=== EXERCISE TASK ===
Copy out every record below with complete accuracy.

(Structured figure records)
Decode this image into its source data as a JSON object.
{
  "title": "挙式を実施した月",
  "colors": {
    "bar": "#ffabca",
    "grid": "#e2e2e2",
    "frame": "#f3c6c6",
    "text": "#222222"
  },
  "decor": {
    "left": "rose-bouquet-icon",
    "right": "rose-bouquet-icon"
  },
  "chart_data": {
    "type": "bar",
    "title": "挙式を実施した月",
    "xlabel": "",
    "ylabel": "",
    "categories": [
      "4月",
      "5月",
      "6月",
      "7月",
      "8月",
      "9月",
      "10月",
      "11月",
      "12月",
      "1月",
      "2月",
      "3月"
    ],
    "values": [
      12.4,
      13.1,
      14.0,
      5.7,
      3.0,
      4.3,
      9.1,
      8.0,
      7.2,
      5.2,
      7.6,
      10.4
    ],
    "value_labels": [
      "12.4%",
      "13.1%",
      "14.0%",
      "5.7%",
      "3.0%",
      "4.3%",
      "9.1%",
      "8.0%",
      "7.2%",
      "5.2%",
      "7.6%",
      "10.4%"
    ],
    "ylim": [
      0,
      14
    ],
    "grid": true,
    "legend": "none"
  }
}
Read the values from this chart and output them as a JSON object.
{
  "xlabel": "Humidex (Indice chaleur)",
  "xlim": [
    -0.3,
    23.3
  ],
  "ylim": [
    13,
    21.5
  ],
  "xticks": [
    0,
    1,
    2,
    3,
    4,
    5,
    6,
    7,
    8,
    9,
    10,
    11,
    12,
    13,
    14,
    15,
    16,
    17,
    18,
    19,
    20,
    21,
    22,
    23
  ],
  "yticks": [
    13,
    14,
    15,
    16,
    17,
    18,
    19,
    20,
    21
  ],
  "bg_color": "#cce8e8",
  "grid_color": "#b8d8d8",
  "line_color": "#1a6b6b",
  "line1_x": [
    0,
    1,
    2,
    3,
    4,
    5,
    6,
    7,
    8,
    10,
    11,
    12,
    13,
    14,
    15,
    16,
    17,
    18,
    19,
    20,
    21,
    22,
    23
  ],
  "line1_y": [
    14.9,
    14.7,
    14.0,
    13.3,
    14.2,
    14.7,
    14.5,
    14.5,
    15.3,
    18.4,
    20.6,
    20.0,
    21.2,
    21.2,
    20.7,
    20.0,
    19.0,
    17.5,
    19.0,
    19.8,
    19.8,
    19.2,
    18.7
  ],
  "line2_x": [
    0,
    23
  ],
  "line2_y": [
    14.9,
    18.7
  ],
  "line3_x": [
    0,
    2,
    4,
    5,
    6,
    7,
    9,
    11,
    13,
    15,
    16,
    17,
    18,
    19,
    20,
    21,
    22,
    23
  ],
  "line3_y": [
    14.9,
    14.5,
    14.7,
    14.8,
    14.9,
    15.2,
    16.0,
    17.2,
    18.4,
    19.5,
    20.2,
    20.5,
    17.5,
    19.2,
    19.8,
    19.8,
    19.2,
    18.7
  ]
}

=== CORRECT OUTPUT ===
Decode this image into its source data as a JSON object.
{
  "title": "挙式を実施した月",
  "colors": {
    "bar": "#ffabca",
    "grid": "#e2e2e2",
    "frame": "#f3c6c6",
    "text": "#222222"
  },
  "decor": {
    "left": "rose-bouquet-icon",
    "right": "rose-bouquet-icon"
  },
  "chart_data": {
    "type": "bar",
    "title": "挙式を実施した月",
    "xlabel": "",
    "ylabel": "",
    "categories": [
      "4月",
      "5月",
      "6月",
      "7月",
      "8月",
      "9月",
      "10月",
      "11月",
      "12月",
      "1月",
      "2月",
      "3月"
    ],
    "values": [
      12.4,
      13.1,
      14.0,
      5.7,
      3.0,
      4.3,
      9.1,
      8.0,
      7.2,
      5.2,
      7.6,
      10.4
    ],
    "value_labels": [
      "12.4%",
      "13.1%",
      "14.0%",
      "5.7%",
      "3.0%",
      "4.3%",
      "9.1%",
      "8.0%",
      "7.2%",
      "5.2%",
      "7.6%",
      "10.4%"
    ],
    "ylim": [
      0,
      14
    ],
    "grid": true,
    "legend": "none"
  }
}
Read the values from this chart and output them as a JSON object.
{
  "xlabel": "Humidex (Indice chaleur)",
  "xlim": [
    -0.3,
    23.3
  ],
  "ylim": [
    13,
    21.5
  ],
  "xticks": [
    0,
    1,
    2,
    3,
    4,
    5,
    6,
    7,
    8,
    9,
    10,
    11,
    12,
    13,
    14,
    15,
    16,
    17,
    18,
    19,
    20,
    21,
    22,
    23
  ],
  "yticks": [
    13,
    14,
    15,
    16,
    17,
    18,
    19,
    20,
    21
  ],
  "bg_color": "#cce8e8",
  "grid_color": "#b8d8d8",
  "line_color": "#1a6b6b",
  "line1_x": [
    0,
    1,
    2,
    3,
    4,
    5,
    6,
    7,
    8,
    10,
    11,
    12,
    13,
    14,
    15,
    16,
    17,
    18,
    19,
    20,
    21,
    22,
    23
  ],
  "line1_y": [
    14.9,
    14.7,
    14.0,
    13.3,
    14.2,
    14.7,
    14.5,
    14.5,
    15.3,
    18.4,
    20.6,
    20.0,
    21.2,
    21.2,
    20.7,
    20.0,
    19.0,
    17.5,
    19.0,
    19.8,
    19.8,
    19.2,
    18.7
  ],
  "line2_x": [
    0,
    23
  ],
  "line2_y": [
    14.9,
    18.7
  ],
  "line3_x": [
    0,
    2,
    4,
    5,
    6,
    7,
    9,
    11,
    13,
    15,
    16,
    17,
    18,
    19,
    20,
    21,
    22,
    23
  ],
  "line3_y": [
    14.9,
    14.5,
    14.7,
    14.8,
    14.9,
    15.2,
    16.0,
    17.2,
    18.4,
    19.5,
    20.2,
    20.5,
    17.5,
    19.2,
    19.8,
    19.8,
    19.2,
    18.7
  ]
}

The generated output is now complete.